* Exercise details *
Using the records underneath, tally the lines where the word "proton" appears and please give only the count.

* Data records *
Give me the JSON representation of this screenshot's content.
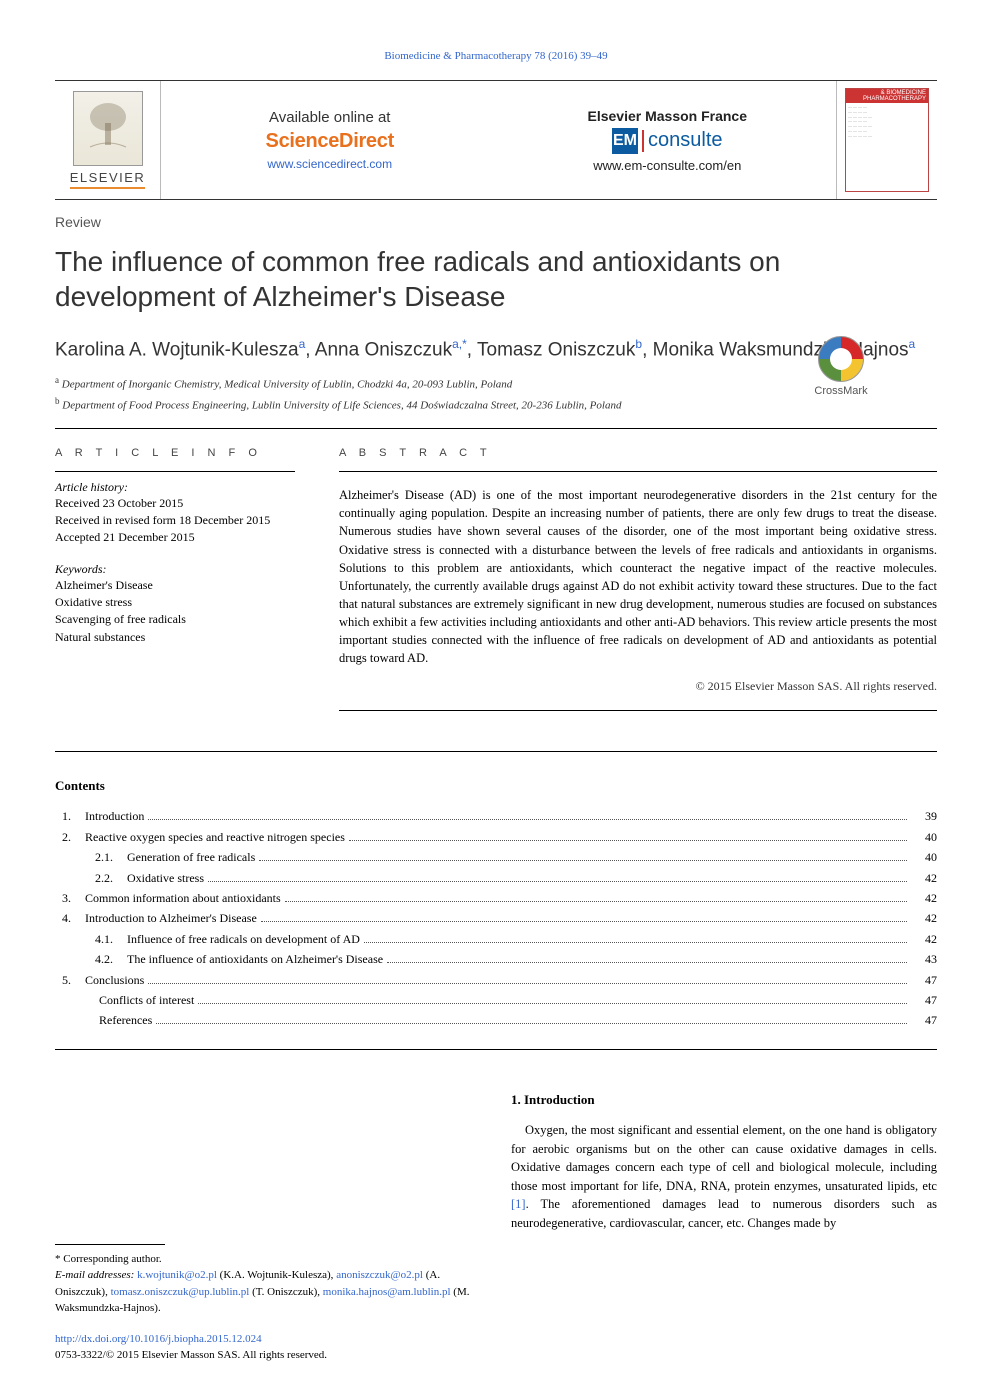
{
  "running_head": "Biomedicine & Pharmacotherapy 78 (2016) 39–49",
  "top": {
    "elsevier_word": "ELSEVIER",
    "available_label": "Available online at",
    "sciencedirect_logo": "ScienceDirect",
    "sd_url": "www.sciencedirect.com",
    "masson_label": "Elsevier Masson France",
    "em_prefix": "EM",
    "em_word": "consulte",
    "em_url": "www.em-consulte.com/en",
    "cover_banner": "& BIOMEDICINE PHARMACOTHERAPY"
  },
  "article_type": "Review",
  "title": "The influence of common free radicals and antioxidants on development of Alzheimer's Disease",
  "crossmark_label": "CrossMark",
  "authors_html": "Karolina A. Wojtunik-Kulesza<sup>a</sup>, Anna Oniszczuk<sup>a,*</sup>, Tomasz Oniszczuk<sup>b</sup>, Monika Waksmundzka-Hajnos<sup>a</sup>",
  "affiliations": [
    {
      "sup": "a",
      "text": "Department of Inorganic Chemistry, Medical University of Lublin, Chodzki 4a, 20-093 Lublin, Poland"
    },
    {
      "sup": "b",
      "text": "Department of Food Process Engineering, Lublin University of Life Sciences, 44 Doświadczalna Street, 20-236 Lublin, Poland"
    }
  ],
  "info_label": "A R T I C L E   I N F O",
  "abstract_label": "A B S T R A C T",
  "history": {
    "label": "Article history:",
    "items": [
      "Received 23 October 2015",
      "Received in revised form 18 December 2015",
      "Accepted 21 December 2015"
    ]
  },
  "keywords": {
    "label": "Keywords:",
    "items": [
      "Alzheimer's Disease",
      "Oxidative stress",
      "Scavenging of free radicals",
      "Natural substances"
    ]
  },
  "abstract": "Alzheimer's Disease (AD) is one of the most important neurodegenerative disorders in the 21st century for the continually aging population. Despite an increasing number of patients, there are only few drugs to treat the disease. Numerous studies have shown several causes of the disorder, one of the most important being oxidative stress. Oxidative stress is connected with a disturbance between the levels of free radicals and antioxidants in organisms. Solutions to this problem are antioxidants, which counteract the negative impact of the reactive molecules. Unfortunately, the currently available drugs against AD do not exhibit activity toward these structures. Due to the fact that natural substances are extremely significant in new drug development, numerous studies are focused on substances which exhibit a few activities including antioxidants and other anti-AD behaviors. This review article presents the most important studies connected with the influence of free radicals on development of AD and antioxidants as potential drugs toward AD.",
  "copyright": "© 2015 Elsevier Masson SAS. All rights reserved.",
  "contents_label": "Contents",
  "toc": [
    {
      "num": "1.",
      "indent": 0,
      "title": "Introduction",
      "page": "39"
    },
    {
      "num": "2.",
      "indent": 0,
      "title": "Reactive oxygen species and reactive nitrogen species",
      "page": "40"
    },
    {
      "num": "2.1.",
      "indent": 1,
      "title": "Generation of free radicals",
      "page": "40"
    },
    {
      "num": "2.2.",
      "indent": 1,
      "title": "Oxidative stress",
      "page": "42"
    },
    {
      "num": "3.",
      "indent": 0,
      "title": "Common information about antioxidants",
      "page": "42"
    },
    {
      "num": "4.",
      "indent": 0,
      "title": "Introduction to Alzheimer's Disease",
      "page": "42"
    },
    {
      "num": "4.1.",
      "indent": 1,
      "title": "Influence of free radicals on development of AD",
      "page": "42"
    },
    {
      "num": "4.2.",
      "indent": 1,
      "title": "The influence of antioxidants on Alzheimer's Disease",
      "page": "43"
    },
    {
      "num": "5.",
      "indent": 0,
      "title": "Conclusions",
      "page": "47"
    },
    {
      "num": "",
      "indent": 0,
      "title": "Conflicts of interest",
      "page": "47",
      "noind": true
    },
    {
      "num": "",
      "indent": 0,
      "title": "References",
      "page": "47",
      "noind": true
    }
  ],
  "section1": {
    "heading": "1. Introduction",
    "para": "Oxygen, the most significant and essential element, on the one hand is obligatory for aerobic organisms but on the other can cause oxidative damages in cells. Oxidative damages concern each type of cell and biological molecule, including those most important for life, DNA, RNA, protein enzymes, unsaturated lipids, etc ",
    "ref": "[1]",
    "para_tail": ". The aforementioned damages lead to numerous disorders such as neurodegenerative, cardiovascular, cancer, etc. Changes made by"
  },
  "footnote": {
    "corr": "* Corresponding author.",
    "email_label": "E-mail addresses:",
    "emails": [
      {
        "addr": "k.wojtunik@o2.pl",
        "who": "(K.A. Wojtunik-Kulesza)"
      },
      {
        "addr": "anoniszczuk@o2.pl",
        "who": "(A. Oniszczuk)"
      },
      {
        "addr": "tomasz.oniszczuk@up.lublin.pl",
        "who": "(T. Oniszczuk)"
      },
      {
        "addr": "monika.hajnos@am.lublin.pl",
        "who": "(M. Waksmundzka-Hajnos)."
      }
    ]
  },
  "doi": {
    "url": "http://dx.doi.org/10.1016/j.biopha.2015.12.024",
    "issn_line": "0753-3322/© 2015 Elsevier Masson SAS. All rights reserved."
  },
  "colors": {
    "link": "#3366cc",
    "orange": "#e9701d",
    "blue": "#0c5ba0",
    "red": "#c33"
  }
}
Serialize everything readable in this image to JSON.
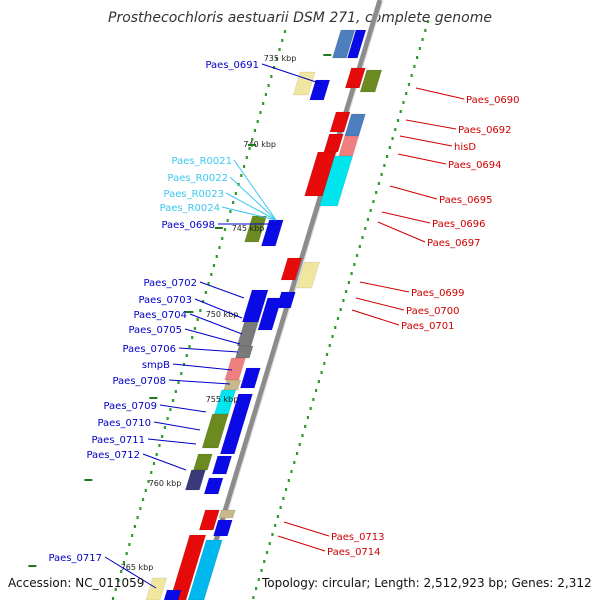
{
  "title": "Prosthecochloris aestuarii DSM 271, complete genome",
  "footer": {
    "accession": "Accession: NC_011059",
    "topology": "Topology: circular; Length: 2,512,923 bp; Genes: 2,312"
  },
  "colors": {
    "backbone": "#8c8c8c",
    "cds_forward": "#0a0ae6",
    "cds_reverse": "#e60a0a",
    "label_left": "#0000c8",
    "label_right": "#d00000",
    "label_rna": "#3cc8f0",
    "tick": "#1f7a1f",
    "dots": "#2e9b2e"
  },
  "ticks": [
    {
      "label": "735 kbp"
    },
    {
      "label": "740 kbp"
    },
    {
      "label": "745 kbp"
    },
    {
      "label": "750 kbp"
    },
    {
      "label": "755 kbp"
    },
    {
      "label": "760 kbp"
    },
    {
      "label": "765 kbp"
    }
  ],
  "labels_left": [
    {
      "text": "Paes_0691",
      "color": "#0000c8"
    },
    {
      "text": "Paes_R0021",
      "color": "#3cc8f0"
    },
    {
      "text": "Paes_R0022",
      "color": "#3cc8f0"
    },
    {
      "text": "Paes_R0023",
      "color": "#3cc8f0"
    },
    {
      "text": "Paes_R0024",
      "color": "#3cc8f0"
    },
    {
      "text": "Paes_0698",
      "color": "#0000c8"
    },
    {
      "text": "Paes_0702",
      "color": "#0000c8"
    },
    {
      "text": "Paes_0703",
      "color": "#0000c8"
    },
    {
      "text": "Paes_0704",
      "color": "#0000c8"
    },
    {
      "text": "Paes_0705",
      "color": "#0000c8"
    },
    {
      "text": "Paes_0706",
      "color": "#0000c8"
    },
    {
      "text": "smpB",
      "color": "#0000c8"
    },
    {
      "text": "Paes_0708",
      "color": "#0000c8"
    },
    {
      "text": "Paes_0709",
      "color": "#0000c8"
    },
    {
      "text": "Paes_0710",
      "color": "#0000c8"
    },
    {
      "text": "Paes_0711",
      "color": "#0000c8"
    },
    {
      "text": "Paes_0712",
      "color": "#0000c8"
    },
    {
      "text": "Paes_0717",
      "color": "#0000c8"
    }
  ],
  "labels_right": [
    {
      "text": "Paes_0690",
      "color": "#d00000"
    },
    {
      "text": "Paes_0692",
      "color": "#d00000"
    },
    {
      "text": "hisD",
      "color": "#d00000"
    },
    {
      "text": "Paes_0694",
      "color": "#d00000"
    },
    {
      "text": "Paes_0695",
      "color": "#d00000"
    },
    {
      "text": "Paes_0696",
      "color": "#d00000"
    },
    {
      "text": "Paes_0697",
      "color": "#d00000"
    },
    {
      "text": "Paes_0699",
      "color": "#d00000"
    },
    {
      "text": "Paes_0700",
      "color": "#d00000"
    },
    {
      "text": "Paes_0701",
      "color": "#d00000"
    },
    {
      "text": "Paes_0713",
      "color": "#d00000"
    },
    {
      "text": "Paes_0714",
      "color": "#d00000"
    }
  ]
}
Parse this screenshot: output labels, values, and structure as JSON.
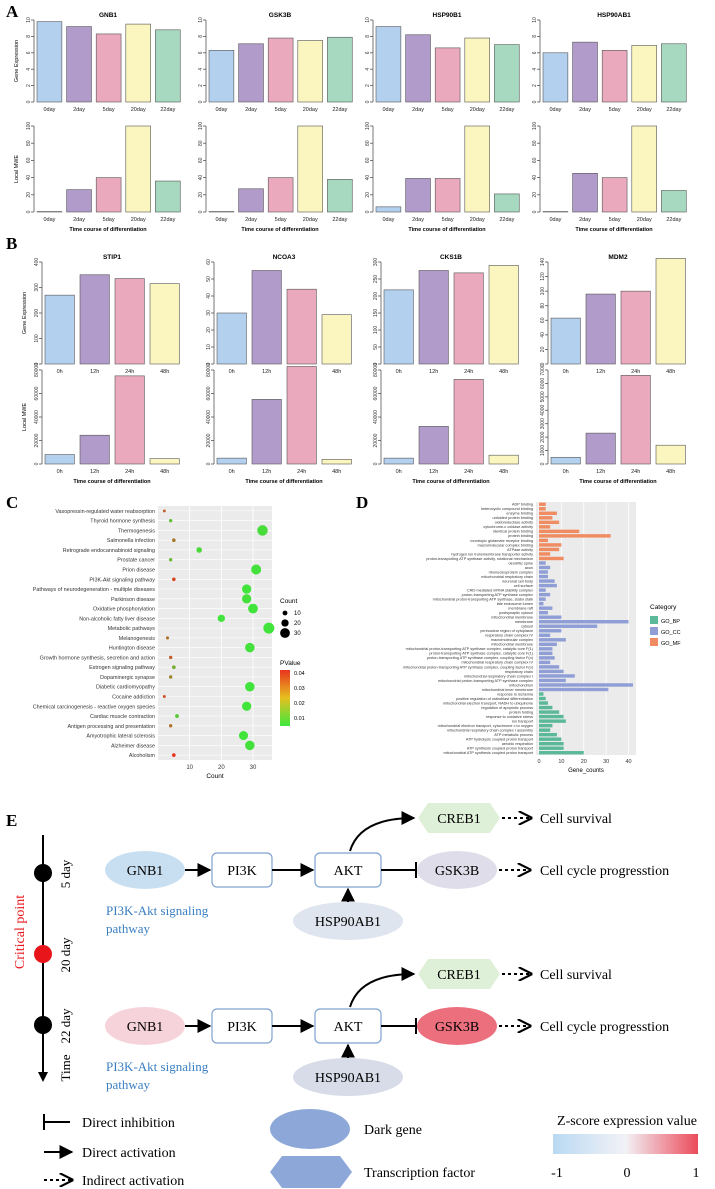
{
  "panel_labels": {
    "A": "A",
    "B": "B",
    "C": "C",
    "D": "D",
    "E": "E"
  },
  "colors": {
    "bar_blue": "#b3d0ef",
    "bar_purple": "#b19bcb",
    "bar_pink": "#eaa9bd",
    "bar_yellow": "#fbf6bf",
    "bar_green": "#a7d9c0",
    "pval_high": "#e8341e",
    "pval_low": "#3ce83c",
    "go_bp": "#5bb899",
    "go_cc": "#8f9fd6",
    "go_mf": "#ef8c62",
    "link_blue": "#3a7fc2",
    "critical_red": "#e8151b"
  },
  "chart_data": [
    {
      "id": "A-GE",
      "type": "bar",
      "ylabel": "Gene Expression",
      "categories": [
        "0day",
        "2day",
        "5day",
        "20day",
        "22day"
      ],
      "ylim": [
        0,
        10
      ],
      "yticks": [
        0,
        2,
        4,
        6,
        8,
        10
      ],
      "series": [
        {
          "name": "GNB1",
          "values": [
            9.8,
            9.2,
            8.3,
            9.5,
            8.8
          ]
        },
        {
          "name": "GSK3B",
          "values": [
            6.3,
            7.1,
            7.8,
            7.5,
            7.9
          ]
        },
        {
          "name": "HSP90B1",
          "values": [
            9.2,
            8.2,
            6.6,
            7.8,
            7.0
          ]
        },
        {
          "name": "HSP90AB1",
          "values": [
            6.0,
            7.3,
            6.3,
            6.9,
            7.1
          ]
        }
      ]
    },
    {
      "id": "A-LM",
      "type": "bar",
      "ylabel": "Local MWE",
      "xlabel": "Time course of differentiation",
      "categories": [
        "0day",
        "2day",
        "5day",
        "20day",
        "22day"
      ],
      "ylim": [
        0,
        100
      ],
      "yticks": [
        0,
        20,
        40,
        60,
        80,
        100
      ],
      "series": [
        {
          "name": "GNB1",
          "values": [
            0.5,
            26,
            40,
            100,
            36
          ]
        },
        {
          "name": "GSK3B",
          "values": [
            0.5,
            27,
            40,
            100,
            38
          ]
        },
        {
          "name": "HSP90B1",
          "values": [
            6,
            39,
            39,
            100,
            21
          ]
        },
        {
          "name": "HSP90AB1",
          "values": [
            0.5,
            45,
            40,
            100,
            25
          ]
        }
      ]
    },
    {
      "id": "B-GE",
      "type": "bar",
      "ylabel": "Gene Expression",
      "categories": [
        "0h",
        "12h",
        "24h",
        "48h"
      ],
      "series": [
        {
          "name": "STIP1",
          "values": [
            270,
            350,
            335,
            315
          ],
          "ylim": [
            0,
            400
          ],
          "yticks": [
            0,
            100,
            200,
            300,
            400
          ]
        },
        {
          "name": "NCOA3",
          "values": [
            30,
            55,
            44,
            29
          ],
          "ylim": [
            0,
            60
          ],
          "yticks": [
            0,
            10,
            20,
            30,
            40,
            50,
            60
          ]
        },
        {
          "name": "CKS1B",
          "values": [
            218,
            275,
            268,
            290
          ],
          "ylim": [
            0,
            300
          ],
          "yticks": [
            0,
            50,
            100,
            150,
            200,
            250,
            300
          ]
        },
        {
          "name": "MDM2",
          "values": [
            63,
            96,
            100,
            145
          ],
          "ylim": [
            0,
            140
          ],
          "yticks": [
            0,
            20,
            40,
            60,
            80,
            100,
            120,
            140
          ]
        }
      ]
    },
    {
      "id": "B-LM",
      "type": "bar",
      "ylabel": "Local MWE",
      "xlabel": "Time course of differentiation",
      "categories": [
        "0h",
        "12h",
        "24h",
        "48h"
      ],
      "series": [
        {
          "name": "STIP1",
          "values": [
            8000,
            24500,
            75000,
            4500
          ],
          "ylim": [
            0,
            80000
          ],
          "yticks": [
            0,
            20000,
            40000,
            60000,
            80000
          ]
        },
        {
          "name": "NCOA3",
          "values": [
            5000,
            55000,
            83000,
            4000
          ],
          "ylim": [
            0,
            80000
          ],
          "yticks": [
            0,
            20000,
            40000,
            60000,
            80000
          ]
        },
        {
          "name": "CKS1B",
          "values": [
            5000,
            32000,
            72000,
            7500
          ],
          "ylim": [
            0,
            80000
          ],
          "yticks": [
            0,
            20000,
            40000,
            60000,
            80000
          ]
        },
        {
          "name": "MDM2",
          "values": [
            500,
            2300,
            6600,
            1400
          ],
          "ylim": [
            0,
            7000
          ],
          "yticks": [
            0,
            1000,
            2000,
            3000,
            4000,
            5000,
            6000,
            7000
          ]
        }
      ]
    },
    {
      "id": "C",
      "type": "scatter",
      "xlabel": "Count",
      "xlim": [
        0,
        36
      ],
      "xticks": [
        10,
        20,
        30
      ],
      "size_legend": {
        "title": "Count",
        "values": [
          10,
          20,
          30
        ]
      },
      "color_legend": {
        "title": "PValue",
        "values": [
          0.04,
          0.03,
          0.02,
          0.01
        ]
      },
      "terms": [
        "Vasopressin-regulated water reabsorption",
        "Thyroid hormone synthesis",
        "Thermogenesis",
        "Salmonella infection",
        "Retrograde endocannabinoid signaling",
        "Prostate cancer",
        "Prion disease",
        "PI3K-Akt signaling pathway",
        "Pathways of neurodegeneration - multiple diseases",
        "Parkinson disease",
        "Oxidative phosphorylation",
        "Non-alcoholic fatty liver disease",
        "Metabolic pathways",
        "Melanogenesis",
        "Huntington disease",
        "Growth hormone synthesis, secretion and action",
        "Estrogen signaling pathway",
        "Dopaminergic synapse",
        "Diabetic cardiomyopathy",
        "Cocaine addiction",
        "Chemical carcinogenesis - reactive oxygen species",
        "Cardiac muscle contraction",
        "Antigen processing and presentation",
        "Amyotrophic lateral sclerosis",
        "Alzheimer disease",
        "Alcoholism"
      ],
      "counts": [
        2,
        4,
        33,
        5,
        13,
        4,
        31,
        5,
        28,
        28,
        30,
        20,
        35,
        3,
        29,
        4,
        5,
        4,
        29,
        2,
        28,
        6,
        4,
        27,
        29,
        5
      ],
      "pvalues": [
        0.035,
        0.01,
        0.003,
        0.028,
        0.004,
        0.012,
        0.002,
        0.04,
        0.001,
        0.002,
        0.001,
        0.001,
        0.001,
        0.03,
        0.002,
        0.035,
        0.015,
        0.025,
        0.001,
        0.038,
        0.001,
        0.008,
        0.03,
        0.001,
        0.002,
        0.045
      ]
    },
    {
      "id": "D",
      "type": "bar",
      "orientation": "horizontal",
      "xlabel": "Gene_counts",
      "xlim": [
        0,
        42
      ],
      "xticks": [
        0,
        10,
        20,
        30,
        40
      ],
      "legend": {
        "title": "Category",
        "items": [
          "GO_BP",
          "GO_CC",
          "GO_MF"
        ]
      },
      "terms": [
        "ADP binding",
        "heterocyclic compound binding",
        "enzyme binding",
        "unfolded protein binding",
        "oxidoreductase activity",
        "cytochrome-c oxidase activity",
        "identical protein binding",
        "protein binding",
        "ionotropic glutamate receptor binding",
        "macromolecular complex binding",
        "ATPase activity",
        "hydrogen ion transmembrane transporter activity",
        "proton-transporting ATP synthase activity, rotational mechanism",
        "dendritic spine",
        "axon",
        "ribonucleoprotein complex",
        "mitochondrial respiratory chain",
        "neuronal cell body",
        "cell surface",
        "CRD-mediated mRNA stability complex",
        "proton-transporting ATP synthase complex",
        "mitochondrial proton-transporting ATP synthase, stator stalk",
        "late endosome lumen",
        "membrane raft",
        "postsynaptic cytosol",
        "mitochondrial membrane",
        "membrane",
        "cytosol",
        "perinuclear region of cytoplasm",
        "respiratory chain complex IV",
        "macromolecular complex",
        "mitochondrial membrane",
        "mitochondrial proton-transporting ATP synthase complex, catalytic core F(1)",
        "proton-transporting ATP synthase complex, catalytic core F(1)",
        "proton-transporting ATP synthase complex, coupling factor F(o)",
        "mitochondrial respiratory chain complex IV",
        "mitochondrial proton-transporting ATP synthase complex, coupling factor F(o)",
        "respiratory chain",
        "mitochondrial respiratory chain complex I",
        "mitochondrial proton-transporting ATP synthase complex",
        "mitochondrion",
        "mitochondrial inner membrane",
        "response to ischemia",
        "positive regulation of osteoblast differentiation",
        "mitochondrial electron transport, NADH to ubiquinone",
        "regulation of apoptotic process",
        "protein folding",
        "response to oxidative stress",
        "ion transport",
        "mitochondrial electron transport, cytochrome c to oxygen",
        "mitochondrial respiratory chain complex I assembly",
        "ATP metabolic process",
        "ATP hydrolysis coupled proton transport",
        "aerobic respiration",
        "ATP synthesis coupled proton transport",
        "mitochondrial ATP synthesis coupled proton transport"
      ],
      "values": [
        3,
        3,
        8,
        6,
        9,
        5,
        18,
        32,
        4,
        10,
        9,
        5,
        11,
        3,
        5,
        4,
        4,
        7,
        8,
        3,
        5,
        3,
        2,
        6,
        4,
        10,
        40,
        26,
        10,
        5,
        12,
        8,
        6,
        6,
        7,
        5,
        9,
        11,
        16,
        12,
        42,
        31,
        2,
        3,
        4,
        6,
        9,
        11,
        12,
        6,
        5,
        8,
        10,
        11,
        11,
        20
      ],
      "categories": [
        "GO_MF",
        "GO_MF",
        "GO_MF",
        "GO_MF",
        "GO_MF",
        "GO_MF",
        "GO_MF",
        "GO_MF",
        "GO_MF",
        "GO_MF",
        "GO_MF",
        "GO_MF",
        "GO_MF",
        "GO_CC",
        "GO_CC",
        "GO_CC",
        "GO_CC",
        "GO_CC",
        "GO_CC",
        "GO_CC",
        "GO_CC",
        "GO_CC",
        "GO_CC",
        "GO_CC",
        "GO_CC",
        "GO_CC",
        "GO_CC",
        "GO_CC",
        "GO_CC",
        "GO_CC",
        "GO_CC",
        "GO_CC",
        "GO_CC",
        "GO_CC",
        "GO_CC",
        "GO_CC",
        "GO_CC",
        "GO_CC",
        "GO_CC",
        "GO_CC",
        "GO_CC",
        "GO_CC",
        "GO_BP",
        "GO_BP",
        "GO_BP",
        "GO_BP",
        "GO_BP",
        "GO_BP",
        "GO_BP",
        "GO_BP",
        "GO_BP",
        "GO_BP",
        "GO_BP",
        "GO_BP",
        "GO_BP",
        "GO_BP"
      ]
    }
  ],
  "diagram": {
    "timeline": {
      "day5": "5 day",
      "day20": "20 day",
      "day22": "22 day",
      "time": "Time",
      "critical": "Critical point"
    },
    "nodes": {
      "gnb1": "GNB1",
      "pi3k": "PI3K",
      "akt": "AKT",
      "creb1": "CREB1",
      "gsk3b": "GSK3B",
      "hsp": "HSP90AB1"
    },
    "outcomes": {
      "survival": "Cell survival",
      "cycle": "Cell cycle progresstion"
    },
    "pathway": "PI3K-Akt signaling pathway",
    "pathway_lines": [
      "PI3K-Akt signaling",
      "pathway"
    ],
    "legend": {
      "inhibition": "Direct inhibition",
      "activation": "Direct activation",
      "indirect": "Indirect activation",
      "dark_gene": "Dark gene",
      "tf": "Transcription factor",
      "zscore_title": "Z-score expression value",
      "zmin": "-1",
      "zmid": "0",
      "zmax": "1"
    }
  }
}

* Your response *
11